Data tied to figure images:
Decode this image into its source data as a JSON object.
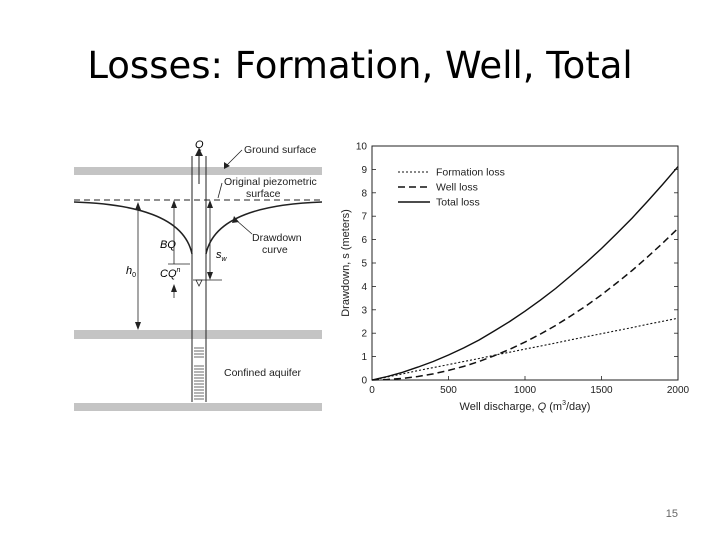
{
  "slide": {
    "title": "Losses: Formation, Well, Total",
    "page_number": "15"
  },
  "diagram": {
    "label_q": "Q",
    "label_ground": "Ground surface",
    "label_piezo_1": "Original piezometric",
    "label_piezo_2": "surface",
    "label_drawdown_1": "Drawdown",
    "label_drawdown_2": "curve",
    "label_bq": "BQ",
    "label_cqn": "CQ",
    "label_cqn_exp": "n",
    "label_h0": "h",
    "label_h0_sub": "0",
    "label_sw": "s",
    "label_sw_sub": "w",
    "label_aquifer": "Confined aquifer",
    "colors": {
      "confining_layer": "#c4c4c4",
      "ink": "#222222"
    }
  },
  "chart_data": {
    "type": "line",
    "xlabel_main": "Well discharge, ",
    "xlabel_q": "Q",
    "xlabel_unit": " (m",
    "xlabel_exp": "3",
    "xlabel_tail": "/day)",
    "ylabel": "Drawdown, s (meters)",
    "xlim": [
      0,
      2000
    ],
    "ylim": [
      0,
      10
    ],
    "x_ticks": [
      0,
      500,
      1000,
      1500,
      2000
    ],
    "y_ticks": [
      0,
      1,
      2,
      3,
      4,
      5,
      6,
      7,
      8,
      9,
      10
    ],
    "x": [
      0,
      100,
      200,
      300,
      400,
      500,
      600,
      700,
      800,
      900,
      1000,
      1100,
      1200,
      1300,
      1400,
      1500,
      1600,
      1700,
      1800,
      1900,
      2000
    ],
    "series": [
      {
        "name": "Formation loss",
        "dash": "dotted",
        "values": [
          0,
          0.13,
          0.26,
          0.4,
          0.53,
          0.66,
          0.79,
          0.92,
          1.06,
          1.19,
          1.32,
          1.45,
          1.58,
          1.72,
          1.85,
          1.98,
          2.11,
          2.24,
          2.38,
          2.51,
          2.64
        ]
      },
      {
        "name": "Well loss",
        "dash": "dashed",
        "values": [
          0,
          0.02,
          0.07,
          0.15,
          0.26,
          0.41,
          0.58,
          0.79,
          1.04,
          1.31,
          1.62,
          1.96,
          2.33,
          2.74,
          3.17,
          3.64,
          4.15,
          4.68,
          5.25,
          5.85,
          6.48
        ]
      },
      {
        "name": "Total loss",
        "dash": "solid",
        "values": [
          0,
          0.15,
          0.33,
          0.55,
          0.79,
          1.07,
          1.37,
          1.71,
          2.1,
          2.5,
          2.94,
          3.41,
          3.91,
          4.46,
          5.02,
          5.62,
          6.26,
          6.92,
          7.63,
          8.36,
          9.12
        ]
      }
    ],
    "legend_position": "top-left",
    "grid": false
  }
}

• _Written exercise_
From the material above, copy everything exactly but the pictures.

• _Completed task_
Decode this image into its source data as a JSON object.
{
  "slide": {
    "title": "Losses: Formation, Well, Total",
    "page_number": "15"
  },
  "diagram": {
    "label_q": "Q",
    "label_ground": "Ground surface",
    "label_piezo_1": "Original piezometric",
    "label_piezo_2": "surface",
    "label_drawdown_1": "Drawdown",
    "label_drawdown_2": "curve",
    "label_bq": "BQ",
    "label_cqn": "CQ",
    "label_cqn_exp": "n",
    "label_h0": "h",
    "label_h0_sub": "0",
    "label_sw": "s",
    "label_sw_sub": "w",
    "label_aquifer": "Confined aquifer",
    "colors": {
      "confining_layer": "#c4c4c4",
      "ink": "#222222"
    }
  },
  "chart_data": {
    "type": "line",
    "xlabel_main": "Well discharge, ",
    "xlabel_q": "Q",
    "xlabel_unit": " (m",
    "xlabel_exp": "3",
    "xlabel_tail": "/day)",
    "ylabel": "Drawdown, s (meters)",
    "xlim": [
      0,
      2000
    ],
    "ylim": [
      0,
      10
    ],
    "x_ticks": [
      0,
      500,
      1000,
      1500,
      2000
    ],
    "y_ticks": [
      0,
      1,
      2,
      3,
      4,
      5,
      6,
      7,
      8,
      9,
      10
    ],
    "x": [
      0,
      100,
      200,
      300,
      400,
      500,
      600,
      700,
      800,
      900,
      1000,
      1100,
      1200,
      1300,
      1400,
      1500,
      1600,
      1700,
      1800,
      1900,
      2000
    ],
    "series": [
      {
        "name": "Formation loss",
        "dash": "dotted",
        "values": [
          0,
          0.13,
          0.26,
          0.4,
          0.53,
          0.66,
          0.79,
          0.92,
          1.06,
          1.19,
          1.32,
          1.45,
          1.58,
          1.72,
          1.85,
          1.98,
          2.11,
          2.24,
          2.38,
          2.51,
          2.64
        ]
      },
      {
        "name": "Well loss",
        "dash": "dashed",
        "values": [
          0,
          0.02,
          0.07,
          0.15,
          0.26,
          0.41,
          0.58,
          0.79,
          1.04,
          1.31,
          1.62,
          1.96,
          2.33,
          2.74,
          3.17,
          3.64,
          4.15,
          4.68,
          5.25,
          5.85,
          6.48
        ]
      },
      {
        "name": "Total loss",
        "dash": "solid",
        "values": [
          0,
          0.15,
          0.33,
          0.55,
          0.79,
          1.07,
          1.37,
          1.71,
          2.1,
          2.5,
          2.94,
          3.41,
          3.91,
          4.46,
          5.02,
          5.62,
          6.26,
          6.92,
          7.63,
          8.36,
          9.12
        ]
      }
    ],
    "legend_position": "top-left",
    "grid": false
  }
}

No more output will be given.